YOUR TASK >>
Only a number is wanted: how many lines in the listing contain the word "name"?
::: SOURCE RECORDS
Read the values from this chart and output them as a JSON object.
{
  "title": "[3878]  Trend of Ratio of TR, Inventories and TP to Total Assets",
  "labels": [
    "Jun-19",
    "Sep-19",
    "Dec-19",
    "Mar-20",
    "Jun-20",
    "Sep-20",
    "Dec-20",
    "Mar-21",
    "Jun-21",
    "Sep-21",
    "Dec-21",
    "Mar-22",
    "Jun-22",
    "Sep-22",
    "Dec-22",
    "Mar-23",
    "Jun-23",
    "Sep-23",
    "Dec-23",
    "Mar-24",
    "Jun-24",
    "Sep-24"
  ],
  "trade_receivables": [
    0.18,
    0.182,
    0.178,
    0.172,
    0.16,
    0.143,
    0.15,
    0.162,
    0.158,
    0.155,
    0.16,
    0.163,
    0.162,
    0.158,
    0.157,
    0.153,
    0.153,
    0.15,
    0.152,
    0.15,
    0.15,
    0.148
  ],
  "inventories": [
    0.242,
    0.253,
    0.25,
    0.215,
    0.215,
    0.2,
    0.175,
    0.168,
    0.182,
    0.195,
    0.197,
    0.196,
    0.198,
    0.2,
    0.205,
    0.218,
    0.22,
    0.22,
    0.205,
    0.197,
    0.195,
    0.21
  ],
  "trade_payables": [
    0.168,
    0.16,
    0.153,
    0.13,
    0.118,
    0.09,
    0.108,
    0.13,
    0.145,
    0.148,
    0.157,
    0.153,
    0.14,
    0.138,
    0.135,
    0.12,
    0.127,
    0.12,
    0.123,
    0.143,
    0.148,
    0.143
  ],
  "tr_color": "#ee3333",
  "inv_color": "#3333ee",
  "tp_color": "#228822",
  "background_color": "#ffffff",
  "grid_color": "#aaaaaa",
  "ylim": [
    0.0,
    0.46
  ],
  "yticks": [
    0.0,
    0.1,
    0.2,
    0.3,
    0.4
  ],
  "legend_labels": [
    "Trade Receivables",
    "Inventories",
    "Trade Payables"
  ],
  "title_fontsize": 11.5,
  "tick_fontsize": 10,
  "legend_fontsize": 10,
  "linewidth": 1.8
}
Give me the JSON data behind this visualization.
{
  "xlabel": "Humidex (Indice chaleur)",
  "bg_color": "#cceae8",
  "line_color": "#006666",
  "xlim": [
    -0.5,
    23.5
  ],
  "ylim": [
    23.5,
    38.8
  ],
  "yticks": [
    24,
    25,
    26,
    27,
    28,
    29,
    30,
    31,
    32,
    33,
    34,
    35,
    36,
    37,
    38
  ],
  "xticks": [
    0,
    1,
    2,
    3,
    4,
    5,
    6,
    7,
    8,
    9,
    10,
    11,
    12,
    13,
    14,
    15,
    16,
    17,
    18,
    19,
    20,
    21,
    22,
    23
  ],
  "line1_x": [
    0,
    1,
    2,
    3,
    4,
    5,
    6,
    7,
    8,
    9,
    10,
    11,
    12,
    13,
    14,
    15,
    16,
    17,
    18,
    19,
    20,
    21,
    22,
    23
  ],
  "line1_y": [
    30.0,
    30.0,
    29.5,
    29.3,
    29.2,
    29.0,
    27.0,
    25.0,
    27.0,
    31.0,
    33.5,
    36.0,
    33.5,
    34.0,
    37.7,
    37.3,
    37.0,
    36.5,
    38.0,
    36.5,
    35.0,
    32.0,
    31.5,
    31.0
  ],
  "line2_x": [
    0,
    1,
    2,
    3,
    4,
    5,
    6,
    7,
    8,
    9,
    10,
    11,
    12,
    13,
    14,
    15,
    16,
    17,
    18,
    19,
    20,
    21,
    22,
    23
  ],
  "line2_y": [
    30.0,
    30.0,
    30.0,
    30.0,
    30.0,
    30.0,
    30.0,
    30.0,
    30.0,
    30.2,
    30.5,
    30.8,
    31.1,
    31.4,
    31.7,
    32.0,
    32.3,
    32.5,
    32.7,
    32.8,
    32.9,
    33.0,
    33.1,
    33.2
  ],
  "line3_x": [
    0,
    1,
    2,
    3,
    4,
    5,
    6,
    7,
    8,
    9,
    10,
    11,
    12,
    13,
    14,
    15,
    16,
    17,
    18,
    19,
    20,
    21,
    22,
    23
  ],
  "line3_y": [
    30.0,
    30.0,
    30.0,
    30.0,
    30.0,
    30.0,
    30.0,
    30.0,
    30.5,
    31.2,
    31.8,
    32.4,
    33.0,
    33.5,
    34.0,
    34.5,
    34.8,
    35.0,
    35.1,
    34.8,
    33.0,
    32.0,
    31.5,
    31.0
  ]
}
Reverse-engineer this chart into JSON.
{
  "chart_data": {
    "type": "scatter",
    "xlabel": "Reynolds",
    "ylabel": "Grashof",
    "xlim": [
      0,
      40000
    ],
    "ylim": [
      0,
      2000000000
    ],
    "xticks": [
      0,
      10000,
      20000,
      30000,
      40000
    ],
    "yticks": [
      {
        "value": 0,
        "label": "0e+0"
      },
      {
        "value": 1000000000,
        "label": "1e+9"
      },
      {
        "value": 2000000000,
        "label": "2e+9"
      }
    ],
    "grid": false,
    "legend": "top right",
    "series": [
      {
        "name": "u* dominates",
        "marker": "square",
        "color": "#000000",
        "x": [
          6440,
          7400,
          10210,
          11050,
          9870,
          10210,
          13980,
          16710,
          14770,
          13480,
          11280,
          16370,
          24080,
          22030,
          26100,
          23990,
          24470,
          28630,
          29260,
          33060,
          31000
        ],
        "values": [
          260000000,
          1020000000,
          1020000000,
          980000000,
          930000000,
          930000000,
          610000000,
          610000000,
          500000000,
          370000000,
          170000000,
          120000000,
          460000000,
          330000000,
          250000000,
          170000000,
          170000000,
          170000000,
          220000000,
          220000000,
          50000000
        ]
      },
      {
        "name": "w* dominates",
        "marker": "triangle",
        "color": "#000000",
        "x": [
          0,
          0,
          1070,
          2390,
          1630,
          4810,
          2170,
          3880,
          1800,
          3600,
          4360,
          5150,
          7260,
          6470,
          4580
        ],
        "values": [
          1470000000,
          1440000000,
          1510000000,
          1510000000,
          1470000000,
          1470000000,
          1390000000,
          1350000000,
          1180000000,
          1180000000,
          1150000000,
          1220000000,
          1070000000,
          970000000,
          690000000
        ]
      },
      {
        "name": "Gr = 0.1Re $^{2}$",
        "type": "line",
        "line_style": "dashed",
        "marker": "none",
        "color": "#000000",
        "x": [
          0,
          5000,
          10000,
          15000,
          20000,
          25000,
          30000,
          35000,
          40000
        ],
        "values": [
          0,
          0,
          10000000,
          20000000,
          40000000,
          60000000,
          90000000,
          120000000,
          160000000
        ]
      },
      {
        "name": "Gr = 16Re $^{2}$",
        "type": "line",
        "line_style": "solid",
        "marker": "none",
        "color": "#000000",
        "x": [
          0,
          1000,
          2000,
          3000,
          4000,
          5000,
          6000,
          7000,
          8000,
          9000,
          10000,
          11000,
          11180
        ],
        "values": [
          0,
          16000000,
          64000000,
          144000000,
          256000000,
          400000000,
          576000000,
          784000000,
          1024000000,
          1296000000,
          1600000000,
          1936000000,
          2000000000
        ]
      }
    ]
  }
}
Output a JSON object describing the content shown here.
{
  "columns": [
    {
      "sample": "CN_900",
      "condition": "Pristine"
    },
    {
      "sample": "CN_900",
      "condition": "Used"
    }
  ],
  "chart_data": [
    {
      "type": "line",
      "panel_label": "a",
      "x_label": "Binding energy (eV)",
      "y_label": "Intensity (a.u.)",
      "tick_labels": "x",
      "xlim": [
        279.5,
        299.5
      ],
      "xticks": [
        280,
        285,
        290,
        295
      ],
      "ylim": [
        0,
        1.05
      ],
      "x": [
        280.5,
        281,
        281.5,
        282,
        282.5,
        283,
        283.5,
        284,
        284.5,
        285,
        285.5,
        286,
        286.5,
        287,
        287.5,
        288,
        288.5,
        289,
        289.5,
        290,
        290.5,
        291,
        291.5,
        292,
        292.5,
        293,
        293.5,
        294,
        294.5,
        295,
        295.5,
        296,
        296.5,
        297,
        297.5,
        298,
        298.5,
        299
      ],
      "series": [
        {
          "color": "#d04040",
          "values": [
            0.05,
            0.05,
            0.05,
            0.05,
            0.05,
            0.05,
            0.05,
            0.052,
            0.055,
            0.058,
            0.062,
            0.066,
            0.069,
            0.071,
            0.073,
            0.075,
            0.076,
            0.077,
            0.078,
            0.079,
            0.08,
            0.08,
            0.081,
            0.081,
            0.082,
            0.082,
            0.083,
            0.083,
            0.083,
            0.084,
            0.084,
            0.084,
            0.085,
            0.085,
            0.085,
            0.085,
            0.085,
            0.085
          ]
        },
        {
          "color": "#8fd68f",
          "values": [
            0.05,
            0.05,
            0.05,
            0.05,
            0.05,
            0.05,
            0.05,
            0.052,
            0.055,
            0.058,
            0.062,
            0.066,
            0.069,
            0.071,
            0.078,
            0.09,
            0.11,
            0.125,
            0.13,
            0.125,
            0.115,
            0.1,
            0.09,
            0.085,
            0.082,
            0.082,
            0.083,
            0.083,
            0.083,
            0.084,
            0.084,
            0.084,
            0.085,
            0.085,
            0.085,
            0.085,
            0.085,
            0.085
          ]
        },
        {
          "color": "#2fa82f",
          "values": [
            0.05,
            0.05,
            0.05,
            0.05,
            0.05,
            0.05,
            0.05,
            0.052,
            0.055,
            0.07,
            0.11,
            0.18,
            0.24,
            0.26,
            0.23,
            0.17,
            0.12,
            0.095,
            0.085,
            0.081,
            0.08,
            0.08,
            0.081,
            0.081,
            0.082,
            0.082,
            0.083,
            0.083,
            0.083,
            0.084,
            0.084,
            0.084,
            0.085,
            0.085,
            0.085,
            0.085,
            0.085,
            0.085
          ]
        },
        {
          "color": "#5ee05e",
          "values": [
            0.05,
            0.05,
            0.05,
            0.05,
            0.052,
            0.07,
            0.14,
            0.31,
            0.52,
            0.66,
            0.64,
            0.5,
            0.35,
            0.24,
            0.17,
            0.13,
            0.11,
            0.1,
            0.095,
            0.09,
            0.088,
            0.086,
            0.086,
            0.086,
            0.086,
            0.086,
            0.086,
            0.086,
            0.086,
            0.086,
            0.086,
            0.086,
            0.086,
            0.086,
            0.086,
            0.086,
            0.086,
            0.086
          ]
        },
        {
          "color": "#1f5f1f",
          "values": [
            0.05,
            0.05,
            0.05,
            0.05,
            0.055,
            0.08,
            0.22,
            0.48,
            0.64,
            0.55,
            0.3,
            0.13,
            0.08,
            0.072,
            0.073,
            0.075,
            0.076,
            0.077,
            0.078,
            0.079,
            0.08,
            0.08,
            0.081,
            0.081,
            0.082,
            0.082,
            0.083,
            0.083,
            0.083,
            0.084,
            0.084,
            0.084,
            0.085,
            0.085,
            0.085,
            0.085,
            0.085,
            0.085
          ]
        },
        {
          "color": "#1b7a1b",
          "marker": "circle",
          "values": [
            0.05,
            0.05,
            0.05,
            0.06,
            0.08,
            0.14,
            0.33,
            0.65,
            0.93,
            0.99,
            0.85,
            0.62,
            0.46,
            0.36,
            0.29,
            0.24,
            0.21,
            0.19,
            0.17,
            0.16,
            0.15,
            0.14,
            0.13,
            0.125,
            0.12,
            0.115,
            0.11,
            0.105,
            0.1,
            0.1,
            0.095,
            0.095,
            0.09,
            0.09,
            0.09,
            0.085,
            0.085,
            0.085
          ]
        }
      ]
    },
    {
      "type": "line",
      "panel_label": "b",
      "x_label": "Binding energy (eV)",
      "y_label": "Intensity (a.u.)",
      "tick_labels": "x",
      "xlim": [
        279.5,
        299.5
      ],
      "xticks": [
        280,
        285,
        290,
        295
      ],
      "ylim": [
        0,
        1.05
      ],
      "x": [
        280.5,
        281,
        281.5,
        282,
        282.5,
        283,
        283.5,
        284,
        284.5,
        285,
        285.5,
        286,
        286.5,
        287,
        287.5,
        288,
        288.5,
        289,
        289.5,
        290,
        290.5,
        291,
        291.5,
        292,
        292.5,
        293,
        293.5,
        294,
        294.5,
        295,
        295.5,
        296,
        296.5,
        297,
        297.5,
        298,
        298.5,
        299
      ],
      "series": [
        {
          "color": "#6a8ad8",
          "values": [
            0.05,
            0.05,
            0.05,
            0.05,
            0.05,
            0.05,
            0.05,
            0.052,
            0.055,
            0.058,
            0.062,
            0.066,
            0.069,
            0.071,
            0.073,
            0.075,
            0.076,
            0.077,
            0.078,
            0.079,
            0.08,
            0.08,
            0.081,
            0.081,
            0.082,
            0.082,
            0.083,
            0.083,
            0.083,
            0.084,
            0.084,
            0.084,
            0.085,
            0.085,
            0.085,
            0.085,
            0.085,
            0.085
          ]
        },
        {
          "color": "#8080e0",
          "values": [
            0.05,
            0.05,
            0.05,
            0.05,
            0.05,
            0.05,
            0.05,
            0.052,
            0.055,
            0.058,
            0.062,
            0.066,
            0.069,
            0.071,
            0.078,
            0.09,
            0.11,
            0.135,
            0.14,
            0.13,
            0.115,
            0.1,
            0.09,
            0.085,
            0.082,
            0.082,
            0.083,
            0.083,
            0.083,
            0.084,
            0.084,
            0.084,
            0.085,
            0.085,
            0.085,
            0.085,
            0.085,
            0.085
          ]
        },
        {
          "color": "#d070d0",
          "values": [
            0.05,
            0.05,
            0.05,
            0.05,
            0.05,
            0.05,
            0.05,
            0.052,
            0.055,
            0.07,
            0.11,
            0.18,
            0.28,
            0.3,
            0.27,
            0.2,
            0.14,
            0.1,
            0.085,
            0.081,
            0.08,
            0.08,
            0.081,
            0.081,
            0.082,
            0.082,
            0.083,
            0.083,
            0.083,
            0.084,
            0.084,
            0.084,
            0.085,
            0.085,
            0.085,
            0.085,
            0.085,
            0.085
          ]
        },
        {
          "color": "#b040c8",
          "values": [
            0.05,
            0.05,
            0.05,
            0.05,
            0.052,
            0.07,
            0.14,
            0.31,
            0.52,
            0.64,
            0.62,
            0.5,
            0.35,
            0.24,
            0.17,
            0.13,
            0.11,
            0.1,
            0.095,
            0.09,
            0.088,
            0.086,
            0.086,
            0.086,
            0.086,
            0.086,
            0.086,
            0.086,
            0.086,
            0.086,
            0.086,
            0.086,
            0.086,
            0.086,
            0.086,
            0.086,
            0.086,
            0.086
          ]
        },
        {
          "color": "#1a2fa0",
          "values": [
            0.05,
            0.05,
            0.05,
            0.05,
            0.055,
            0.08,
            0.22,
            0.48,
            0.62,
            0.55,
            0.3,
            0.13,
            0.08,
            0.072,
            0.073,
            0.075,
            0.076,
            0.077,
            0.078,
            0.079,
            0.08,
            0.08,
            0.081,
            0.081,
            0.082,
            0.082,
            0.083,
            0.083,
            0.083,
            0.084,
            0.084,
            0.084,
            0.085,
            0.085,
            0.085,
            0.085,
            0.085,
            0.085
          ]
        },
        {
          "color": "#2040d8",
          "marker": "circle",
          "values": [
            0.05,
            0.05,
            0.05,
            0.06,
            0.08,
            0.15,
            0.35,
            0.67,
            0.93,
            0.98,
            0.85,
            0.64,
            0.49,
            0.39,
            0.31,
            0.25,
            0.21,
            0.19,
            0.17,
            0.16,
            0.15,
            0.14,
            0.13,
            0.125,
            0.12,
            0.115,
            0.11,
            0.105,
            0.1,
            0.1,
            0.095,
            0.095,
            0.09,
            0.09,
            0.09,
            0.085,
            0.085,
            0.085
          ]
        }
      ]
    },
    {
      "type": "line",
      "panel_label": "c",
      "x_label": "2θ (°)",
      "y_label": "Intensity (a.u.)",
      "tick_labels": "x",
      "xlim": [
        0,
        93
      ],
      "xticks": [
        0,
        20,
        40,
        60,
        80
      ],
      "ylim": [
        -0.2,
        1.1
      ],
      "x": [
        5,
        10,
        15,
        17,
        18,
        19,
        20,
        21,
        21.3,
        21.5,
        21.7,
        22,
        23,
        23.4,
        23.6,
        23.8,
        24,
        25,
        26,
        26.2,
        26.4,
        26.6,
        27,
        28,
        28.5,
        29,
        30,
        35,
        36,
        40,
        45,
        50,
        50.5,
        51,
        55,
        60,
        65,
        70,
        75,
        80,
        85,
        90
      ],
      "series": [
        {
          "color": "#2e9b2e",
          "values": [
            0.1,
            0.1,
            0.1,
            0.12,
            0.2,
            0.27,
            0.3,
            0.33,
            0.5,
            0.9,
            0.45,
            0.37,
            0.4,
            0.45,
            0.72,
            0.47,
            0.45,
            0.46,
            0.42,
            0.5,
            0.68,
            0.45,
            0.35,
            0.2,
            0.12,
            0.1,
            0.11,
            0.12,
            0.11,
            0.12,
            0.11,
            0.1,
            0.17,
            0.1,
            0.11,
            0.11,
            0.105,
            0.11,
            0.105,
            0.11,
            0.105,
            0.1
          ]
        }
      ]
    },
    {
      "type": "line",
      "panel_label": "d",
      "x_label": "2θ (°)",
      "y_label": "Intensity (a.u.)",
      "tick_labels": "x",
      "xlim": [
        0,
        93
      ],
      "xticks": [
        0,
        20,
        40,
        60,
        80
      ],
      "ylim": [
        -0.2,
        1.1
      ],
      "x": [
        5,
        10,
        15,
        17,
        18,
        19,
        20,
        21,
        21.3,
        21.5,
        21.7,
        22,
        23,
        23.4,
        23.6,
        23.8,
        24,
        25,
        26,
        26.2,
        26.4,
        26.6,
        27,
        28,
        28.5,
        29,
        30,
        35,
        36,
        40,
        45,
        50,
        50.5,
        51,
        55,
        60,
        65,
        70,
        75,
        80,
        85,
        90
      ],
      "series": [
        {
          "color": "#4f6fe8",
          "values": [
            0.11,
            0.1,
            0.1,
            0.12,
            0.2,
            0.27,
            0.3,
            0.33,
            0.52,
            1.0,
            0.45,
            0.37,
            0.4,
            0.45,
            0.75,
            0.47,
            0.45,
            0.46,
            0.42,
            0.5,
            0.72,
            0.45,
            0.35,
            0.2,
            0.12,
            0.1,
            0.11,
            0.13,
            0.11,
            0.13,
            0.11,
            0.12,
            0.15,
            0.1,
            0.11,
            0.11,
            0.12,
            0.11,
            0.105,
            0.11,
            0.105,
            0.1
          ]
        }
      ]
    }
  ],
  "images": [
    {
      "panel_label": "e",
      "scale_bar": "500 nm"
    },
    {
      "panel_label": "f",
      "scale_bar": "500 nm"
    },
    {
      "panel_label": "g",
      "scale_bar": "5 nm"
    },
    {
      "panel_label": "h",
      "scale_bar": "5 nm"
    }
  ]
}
::::::
TASK RESULT >>
4